Entries taken from a collection:
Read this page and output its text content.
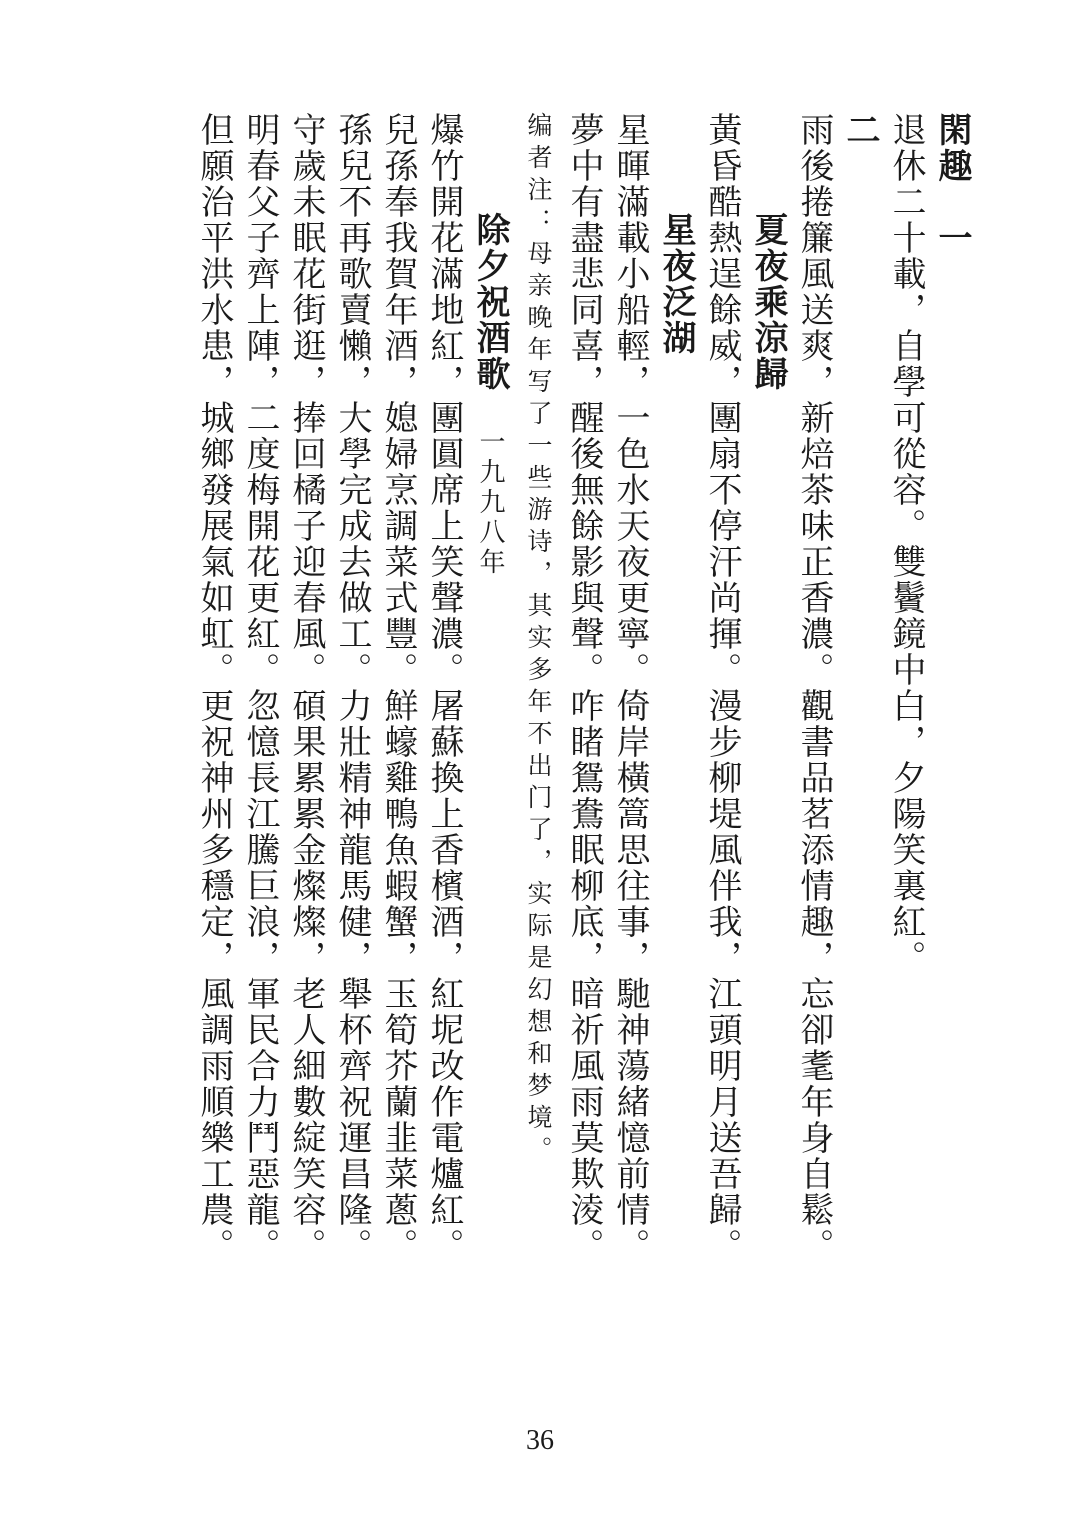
閑趣　一
退休二十載，自學可從容。雙鬢鏡中白，夕陽笑裏紅。
二
雨後捲簾風送爽，新焙茶味正香濃。觀書品茗添情趣，忘卻耄年身自鬆。
夏夜乘涼歸
黃昏酷熱逞餘威，團扇不停汗尚揮。漫步柳堤風伴我，江頭明月送吾歸。
星夜泛湖
星暉滿載小船輕，一色水天夜更寧。倚岸橫篙思往事，馳神蕩緒憶前情。
夢中有盡悲同喜，醒後無餘影與聲。咋睹鴛鴦眠柳底，暗祈風雨莫欺淩。
编者注：母亲晚年写了一些游诗，其实多年不出门了，实际是幻想和梦境。
除夕祝酒歌　一九九八年
爆竹開花滿地紅，團圓席上笑聲濃。屠蘇換上香檳酒，紅坭改作電爐紅。
兒孫奉我賀年酒，媳婦烹調菜式豐。鮮蠔雞鴨魚蝦蟹，玉筍芥蘭韭菜蔥。
孫兒不再歌賣懶，大學完成去做工。力壯精神龍馬健，舉杯齊祝運昌隆。
守歲未眠花街逛，捧回橘子迎春風。碩果累累金燦燦，老人細數綻笑容。
明春父子齊上陣，二度梅開花更紅。忽憶長江騰巨浪，軍民合力鬥惡龍。
但願治平洪水患，城鄉發展氣如虹。更祝神州多穩定，風調雨順樂工農。
36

REQUIRED WORK
Your copy should match the entries exactly, minus the pictures.

SOLUTION TO THIS TASK
Read this page and output its text content.
閑趣　一
退休二十載，自學可從容。雙鬢鏡中白，夕陽笑裏紅。
二
雨後捲簾風送爽，新焙茶味正香濃。觀書品茗添情趣，忘卻耄年身自鬆。
夏夜乘涼歸
黃昏酷熱逞餘威，團扇不停汗尚揮。漫步柳堤風伴我，江頭明月送吾歸。
星夜泛湖
星暉滿載小船輕，一色水天夜更寧。倚岸橫篙思往事，馳神蕩緒憶前情。
夢中有盡悲同喜，醒後無餘影與聲。咋睹鴛鴦眠柳底，暗祈風雨莫欺淩。
编者注：母亲晚年写了一些游诗，其实多年不出门了，实际是幻想和梦境。
除夕祝酒歌　一九九八年
爆竹開花滿地紅，團圓席上笑聲濃。屠蘇換上香檳酒，紅坭改作電爐紅。
兒孫奉我賀年酒，媳婦烹調菜式豐。鮮蠔雞鴨魚蝦蟹，玉筍芥蘭韭菜蔥。
孫兒不再歌賣懶，大學完成去做工。力壯精神龍馬健，舉杯齊祝運昌隆。
守歲未眠花街逛，捧回橘子迎春風。碩果累累金燦燦，老人細數綻笑容。
明春父子齊上陣，二度梅開花更紅。忽憶長江騰巨浪，軍民合力鬥惡龍。
但願治平洪水患，城鄉發展氣如虹。更祝神州多穩定，風調雨順樂工農。
36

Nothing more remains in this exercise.